AIM OF THE EXERCISE: Filter the entries that follow, copying every line in which the word "municipales" appears.

RECORDS FOR PROCESSING:
>>>
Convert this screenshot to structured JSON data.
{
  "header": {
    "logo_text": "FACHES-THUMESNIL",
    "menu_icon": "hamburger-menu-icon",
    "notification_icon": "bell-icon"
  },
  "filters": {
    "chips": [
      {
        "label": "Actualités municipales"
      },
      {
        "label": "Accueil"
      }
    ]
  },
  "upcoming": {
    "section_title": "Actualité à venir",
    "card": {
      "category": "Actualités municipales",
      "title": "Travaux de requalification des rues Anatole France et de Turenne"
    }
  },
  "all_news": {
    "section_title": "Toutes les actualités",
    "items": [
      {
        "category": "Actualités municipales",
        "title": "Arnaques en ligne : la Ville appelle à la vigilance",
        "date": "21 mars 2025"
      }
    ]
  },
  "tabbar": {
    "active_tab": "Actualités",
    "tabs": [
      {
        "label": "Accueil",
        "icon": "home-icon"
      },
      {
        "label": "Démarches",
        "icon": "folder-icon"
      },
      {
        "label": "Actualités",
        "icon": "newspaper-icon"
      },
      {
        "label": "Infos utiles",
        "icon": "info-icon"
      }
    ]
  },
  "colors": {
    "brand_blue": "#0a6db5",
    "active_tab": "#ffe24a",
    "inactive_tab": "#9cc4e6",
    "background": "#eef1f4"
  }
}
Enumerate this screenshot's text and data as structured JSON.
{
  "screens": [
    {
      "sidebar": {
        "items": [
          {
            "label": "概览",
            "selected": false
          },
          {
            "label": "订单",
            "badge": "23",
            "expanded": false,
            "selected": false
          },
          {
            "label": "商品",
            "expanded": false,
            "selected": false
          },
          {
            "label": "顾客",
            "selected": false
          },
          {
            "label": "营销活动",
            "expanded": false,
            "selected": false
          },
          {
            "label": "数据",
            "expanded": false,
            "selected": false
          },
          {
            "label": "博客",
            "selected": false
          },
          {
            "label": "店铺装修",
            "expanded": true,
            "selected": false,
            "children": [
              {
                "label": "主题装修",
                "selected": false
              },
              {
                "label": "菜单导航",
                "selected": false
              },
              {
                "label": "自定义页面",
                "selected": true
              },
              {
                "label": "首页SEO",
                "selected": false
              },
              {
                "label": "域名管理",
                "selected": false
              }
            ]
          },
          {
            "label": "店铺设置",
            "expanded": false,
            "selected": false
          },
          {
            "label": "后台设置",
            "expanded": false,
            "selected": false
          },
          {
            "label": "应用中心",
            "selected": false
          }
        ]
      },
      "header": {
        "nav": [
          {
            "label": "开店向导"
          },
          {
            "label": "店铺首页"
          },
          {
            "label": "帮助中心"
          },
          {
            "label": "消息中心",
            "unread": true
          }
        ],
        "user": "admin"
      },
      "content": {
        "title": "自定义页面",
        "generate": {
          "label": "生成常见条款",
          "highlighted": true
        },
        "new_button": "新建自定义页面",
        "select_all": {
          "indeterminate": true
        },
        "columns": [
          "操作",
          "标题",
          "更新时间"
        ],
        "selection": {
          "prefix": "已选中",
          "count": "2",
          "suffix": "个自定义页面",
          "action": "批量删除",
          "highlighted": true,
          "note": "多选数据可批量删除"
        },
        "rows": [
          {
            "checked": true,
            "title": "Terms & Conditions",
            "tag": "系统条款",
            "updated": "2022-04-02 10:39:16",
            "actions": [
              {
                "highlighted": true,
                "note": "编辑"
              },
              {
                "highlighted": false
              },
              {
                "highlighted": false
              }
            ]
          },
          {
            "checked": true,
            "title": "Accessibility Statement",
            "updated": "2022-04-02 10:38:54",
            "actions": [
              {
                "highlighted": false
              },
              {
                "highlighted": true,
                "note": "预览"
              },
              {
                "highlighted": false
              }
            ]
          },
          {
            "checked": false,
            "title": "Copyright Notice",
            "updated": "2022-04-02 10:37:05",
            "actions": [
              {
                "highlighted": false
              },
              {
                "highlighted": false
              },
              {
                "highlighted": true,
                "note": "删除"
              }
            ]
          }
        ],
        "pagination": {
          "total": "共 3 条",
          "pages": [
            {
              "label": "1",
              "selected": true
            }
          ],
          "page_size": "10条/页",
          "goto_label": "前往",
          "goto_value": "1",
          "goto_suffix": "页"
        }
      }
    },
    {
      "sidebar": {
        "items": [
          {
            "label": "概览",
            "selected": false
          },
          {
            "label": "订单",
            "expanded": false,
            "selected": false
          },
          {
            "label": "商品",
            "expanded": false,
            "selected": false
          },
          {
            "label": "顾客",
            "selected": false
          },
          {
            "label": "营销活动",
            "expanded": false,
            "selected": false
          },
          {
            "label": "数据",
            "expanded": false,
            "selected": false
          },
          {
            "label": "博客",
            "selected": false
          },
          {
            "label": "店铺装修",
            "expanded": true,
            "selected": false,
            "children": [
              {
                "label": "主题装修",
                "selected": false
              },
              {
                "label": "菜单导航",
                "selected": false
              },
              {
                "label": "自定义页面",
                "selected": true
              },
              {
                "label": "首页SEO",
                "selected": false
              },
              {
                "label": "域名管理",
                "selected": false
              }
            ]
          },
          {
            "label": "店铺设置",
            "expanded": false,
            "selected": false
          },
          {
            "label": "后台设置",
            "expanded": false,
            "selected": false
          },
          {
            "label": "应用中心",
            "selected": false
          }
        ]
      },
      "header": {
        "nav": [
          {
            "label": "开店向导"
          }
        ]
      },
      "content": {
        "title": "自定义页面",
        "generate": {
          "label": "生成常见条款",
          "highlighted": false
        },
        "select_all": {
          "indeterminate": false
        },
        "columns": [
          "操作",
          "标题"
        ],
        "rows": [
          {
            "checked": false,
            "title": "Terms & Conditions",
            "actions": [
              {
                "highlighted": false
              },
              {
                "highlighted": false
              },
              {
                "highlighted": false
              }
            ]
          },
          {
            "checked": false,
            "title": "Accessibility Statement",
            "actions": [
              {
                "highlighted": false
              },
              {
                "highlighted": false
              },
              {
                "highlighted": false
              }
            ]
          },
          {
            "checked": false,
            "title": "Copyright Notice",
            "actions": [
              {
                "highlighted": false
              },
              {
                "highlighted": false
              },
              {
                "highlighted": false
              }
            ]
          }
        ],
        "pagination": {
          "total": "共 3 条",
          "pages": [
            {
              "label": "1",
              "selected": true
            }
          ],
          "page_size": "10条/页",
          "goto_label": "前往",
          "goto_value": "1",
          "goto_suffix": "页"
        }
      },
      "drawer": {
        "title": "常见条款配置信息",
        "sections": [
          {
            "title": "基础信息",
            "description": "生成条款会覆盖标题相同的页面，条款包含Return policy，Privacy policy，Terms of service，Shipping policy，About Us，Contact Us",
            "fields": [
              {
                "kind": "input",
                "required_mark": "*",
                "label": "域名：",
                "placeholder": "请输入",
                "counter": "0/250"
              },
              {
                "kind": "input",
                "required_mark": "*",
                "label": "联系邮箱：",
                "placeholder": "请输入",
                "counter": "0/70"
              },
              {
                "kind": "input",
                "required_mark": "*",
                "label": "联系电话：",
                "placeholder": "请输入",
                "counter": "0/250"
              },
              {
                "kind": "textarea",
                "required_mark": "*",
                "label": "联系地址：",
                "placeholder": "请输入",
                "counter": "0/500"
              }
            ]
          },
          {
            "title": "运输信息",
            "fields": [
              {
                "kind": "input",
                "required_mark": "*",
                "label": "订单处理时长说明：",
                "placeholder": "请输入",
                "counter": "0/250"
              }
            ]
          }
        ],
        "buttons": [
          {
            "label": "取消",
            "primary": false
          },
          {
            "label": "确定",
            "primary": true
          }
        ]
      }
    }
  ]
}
<<<
WRITTEN SOLUTION:
        "label": "Actualités municipales"
      "category": "Actualités municipales",
        "category": "Actualités municipales",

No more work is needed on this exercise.